=== Requirements ===
Reproduce every line of the listing below without changes, leaving out the pictures.

## start Data excerpts

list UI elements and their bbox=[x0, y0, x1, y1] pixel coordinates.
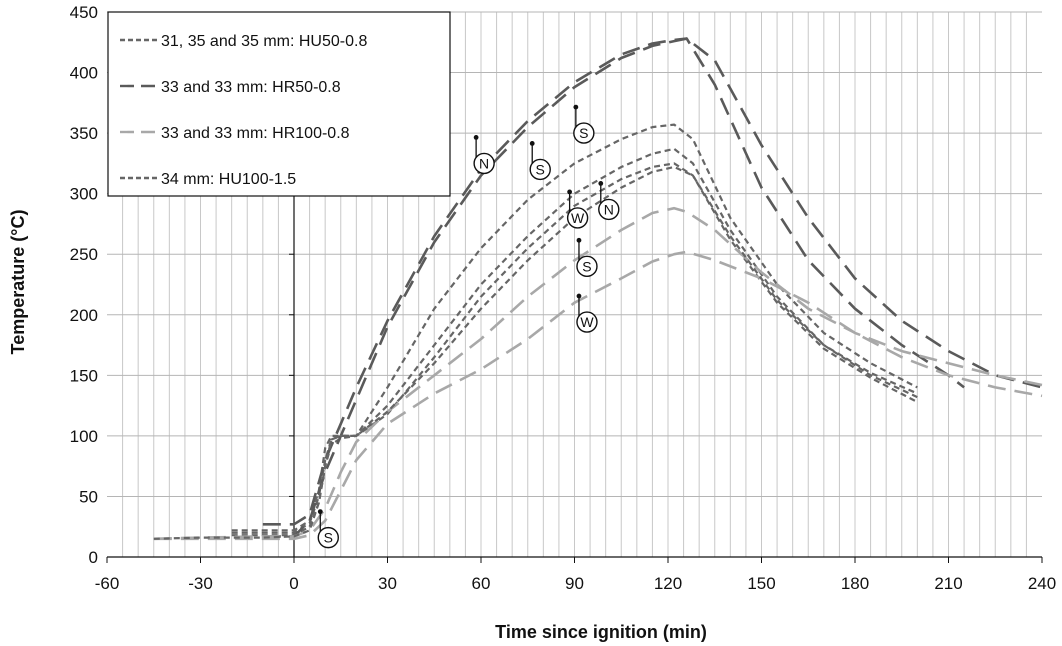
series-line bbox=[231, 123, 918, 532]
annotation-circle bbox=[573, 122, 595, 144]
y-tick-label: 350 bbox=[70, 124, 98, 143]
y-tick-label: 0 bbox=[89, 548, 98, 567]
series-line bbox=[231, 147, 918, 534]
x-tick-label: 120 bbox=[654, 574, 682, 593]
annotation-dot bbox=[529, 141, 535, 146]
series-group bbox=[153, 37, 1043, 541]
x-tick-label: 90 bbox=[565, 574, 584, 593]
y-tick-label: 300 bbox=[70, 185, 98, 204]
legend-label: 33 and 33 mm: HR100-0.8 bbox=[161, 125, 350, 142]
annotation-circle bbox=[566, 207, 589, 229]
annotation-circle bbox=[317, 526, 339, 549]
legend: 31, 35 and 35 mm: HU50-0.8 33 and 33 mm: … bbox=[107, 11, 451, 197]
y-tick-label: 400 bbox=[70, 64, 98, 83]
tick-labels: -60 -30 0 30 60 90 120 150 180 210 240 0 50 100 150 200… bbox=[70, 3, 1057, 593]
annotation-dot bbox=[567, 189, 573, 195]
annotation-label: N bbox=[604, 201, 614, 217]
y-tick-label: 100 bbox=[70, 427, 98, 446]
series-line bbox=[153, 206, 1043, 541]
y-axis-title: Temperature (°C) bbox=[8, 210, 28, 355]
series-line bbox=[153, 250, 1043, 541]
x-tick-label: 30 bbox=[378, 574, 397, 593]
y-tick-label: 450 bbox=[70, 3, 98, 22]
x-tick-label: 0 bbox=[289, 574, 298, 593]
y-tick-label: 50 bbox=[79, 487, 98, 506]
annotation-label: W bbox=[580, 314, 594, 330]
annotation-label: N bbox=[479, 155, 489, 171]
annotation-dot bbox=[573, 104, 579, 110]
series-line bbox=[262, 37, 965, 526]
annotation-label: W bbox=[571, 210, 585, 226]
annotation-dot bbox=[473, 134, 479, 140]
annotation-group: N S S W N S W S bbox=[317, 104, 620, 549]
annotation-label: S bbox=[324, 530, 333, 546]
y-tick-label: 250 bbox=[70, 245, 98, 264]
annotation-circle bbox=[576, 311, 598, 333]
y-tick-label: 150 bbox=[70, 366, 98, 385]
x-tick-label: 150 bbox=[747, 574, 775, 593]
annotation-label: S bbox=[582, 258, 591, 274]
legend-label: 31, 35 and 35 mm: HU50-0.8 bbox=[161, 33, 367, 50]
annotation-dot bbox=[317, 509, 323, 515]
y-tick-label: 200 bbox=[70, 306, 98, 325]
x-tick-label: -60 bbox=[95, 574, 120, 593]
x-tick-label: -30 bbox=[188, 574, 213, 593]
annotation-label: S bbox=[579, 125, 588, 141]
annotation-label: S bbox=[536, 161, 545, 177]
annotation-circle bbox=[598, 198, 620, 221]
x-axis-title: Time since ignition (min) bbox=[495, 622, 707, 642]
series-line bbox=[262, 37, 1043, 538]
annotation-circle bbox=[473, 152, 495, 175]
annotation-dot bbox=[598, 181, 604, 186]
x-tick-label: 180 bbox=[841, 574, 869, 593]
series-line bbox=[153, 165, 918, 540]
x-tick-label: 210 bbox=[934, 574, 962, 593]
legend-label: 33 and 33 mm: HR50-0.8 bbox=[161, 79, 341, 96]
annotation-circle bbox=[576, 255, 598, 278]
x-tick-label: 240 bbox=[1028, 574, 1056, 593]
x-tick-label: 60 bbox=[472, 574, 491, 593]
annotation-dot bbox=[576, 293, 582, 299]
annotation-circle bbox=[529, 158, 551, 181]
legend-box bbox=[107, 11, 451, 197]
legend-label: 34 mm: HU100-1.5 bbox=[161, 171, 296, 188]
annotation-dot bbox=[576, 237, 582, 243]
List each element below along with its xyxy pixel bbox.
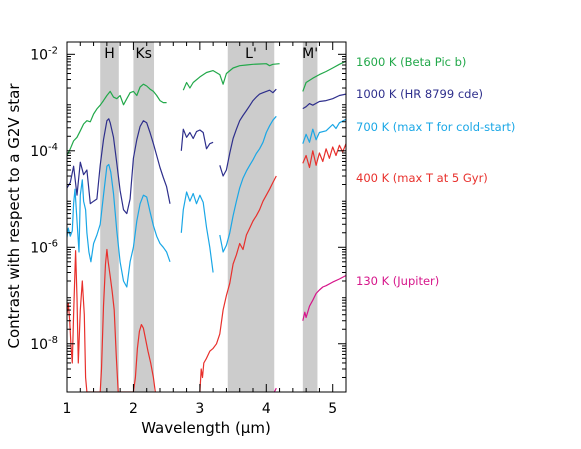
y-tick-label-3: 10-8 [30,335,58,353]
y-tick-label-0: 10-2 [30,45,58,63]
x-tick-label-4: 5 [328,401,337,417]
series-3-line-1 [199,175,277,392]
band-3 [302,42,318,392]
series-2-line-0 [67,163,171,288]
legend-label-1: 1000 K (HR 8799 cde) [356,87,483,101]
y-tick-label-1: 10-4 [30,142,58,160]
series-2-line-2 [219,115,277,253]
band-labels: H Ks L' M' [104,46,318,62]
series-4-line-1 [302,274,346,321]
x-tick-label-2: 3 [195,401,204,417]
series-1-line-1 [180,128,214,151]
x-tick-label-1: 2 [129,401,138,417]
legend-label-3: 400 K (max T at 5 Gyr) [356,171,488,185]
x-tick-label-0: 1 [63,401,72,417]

## end Data excerpts

=== Response to the exercise ===
list UI elements and their bbox=[x0, y0, x1, y1] pixel coordinates.
series-line bbox=[231, 123, 918, 532]
annotation-circle bbox=[573, 122, 595, 144]
y-tick-label: 350 bbox=[70, 124, 98, 143]
y-tick-label: 0 bbox=[89, 548, 98, 567]
series-line bbox=[231, 147, 918, 534]
x-tick-label: 120 bbox=[654, 574, 682, 593]
annotation-dot bbox=[529, 141, 535, 146]
series-group bbox=[153, 37, 1043, 541]
x-tick-label: 90 bbox=[565, 574, 584, 593]
y-tick-label: 300 bbox=[70, 185, 98, 204]
legend-label: 33 and 33 mm: HR100-0.8 bbox=[161, 125, 350, 142]
annotation-circle bbox=[566, 207, 589, 229]
annotation-circle bbox=[317, 526, 339, 549]
legend: 31, 35 and 35 mm: HU50-0.8 33 and 33 mm: … bbox=[107, 11, 451, 197]
y-tick-label: 400 bbox=[70, 64, 98, 83]
tick-labels: -60 -30 0 30 60 90 120 150 180 210 240 0 50 100 150 200… bbox=[70, 3, 1057, 593]
annotation-dot bbox=[567, 189, 573, 195]
annotation-label: N bbox=[604, 201, 614, 217]
y-tick-label: 100 bbox=[70, 427, 98, 446]
series-line bbox=[153, 206, 1043, 541]
y-axis-title: Temperature (°C) bbox=[8, 210, 28, 355]
series-line bbox=[153, 250, 1043, 541]
x-tick-label: 30 bbox=[378, 574, 397, 593]
y-tick-label: 450 bbox=[70, 3, 98, 22]
x-tick-label: 0 bbox=[289, 574, 298, 593]
y-tick-label: 50 bbox=[79, 487, 98, 506]
annotation-label: W bbox=[580, 314, 594, 330]
annotation-label: N bbox=[479, 155, 489, 171]
annotation-dot bbox=[573, 104, 579, 110]
series-line bbox=[262, 37, 965, 526]
annotation-label: W bbox=[571, 210, 585, 226]
annotation-dot bbox=[473, 134, 479, 140]
annotation-group: N S S W N S W S bbox=[317, 104, 620, 549]
annotation-label: S bbox=[324, 530, 333, 546]
y-tick-label: 250 bbox=[70, 245, 98, 264]
annotation-circle bbox=[576, 311, 598, 333]
y-tick-label: 150 bbox=[70, 366, 98, 385]
x-tick-label: 150 bbox=[747, 574, 775, 593]
annotation-label: S bbox=[582, 258, 591, 274]
legend-label: 31, 35 and 35 mm: HU50-0.8 bbox=[161, 33, 367, 50]
annotation-dot bbox=[317, 509, 323, 515]
y-tick-label: 200 bbox=[70, 306, 98, 325]
x-tick-label: -60 bbox=[95, 574, 120, 593]
x-tick-label: -30 bbox=[188, 574, 213, 593]
annotation-label: S bbox=[579, 125, 588, 141]
annotation-label: S bbox=[536, 161, 545, 177]
annotation-circle bbox=[598, 198, 620, 221]
x-axis-title: Time since ignition (min) bbox=[495, 622, 707, 642]
series-line bbox=[262, 37, 1043, 538]
annotation-circle bbox=[473, 152, 495, 175]
annotation-dot bbox=[598, 181, 604, 186]
x-tick-label: 180 bbox=[841, 574, 869, 593]
series-line bbox=[153, 165, 918, 540]
x-tick-label: 210 bbox=[934, 574, 962, 593]
legend-label: 33 and 33 mm: HR50-0.8 bbox=[161, 79, 341, 96]
annotation-circle bbox=[576, 255, 598, 278]
x-tick-label: 240 bbox=[1028, 574, 1056, 593]
x-tick-label: 60 bbox=[472, 574, 491, 593]
annotation-dot bbox=[576, 293, 582, 299]
annotation-circle bbox=[529, 158, 551, 181]
legend-box bbox=[107, 11, 451, 197]
legend-label: 34 mm: HU100-1.5 bbox=[161, 171, 296, 188]
annotation-dot bbox=[576, 237, 582, 243]
List each element below along with its xyxy pixel bbox.
y-tick-label-3: 10-8 [30,335,58,353]
y-tick-label-0: 10-2 [30,45,58,63]
x-tick-label-4: 5 [328,401,337,417]
series-3-line-1 [199,175,277,392]
band-3 [302,42,318,392]
series-2-line-0 [67,163,171,288]
legend-label-1: 1000 K (HR 8799 cde) [356,87,483,101]
y-tick-label-1: 10-4 [30,142,58,160]
series-2-line-2 [219,115,277,253]
band-labels: H Ks L' M' [104,46,318,62]
series-4-line-1 [302,274,346,321]
x-tick-label-2: 3 [195,401,204,417]
series-1-line-1 [180,128,214,151]
x-tick-label-1: 2 [129,401,138,417]
legend-label-3: 400 K (max T at 5 Gyr) [356,171,488,185]
x-tick-label-0: 1 [63,401,72,417]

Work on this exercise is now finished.